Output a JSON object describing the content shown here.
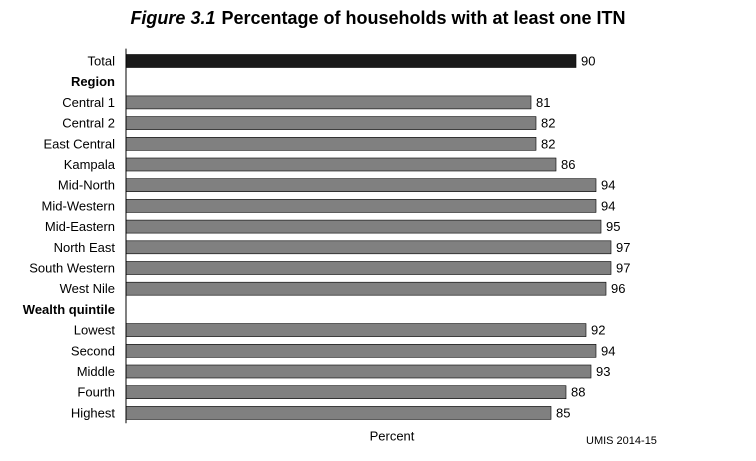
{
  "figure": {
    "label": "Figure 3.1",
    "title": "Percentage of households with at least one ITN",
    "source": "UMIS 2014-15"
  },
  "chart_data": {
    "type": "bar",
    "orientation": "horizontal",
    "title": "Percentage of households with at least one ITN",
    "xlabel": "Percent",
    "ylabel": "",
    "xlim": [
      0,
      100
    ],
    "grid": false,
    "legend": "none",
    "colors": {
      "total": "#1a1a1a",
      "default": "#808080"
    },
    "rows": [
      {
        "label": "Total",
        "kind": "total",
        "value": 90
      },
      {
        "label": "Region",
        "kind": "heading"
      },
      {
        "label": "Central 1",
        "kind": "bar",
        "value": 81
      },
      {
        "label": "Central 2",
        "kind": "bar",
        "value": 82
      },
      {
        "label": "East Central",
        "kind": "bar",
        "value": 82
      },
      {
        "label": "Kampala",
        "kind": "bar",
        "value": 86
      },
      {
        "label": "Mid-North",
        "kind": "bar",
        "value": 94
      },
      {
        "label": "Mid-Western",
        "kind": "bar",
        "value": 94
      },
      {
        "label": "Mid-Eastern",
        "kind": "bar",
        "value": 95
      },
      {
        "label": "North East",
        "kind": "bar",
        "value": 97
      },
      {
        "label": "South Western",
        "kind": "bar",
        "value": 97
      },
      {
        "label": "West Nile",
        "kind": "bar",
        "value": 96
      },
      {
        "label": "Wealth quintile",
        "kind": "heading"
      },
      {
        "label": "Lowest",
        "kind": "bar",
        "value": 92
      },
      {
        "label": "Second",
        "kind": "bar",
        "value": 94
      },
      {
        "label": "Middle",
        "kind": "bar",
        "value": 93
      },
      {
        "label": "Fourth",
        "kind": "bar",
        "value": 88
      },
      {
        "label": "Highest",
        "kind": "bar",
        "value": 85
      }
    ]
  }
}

··········

### WHAT THIS TASK INVOLVES:
Could you reproduce every record above exactly, leaving out the pictures?

### OUTPUT FOR THIS EXERCISE:
Output a JSON object describing the content shown here.
{
  "figure": {
    "label": "Figure 3.1",
    "title": "Percentage of households with at least one ITN",
    "source": "UMIS 2014-15"
  },
  "chart_data": {
    "type": "bar",
    "orientation": "horizontal",
    "title": "Percentage of households with at least one ITN",
    "xlabel": "Percent",
    "ylabel": "",
    "xlim": [
      0,
      100
    ],
    "grid": false,
    "legend": "none",
    "colors": {
      "total": "#1a1a1a",
      "default": "#808080"
    },
    "rows": [
      {
        "label": "Total",
        "kind": "total",
        "value": 90
      },
      {
        "label": "Region",
        "kind": "heading"
      },
      {
        "label": "Central 1",
        "kind": "bar",
        "value": 81
      },
      {
        "label": "Central 2",
        "kind": "bar",
        "value": 82
      },
      {
        "label": "East Central",
        "kind": "bar",
        "value": 82
      },
      {
        "label": "Kampala",
        "kind": "bar",
        "value": 86
      },
      {
        "label": "Mid-North",
        "kind": "bar",
        "value": 94
      },
      {
        "label": "Mid-Western",
        "kind": "bar",
        "value": 94
      },
      {
        "label": "Mid-Eastern",
        "kind": "bar",
        "value": 95
      },
      {
        "label": "North East",
        "kind": "bar",
        "value": 97
      },
      {
        "label": "South Western",
        "kind": "bar",
        "value": 97
      },
      {
        "label": "West Nile",
        "kind": "bar",
        "value": 96
      },
      {
        "label": "Wealth quintile",
        "kind": "heading"
      },
      {
        "label": "Lowest",
        "kind": "bar",
        "value": 92
      },
      {
        "label": "Second",
        "kind": "bar",
        "value": 94
      },
      {
        "label": "Middle",
        "kind": "bar",
        "value": 93
      },
      {
        "label": "Fourth",
        "kind": "bar",
        "value": 88
      },
      {
        "label": "Highest",
        "kind": "bar",
        "value": 85
      }
    ]
  }
}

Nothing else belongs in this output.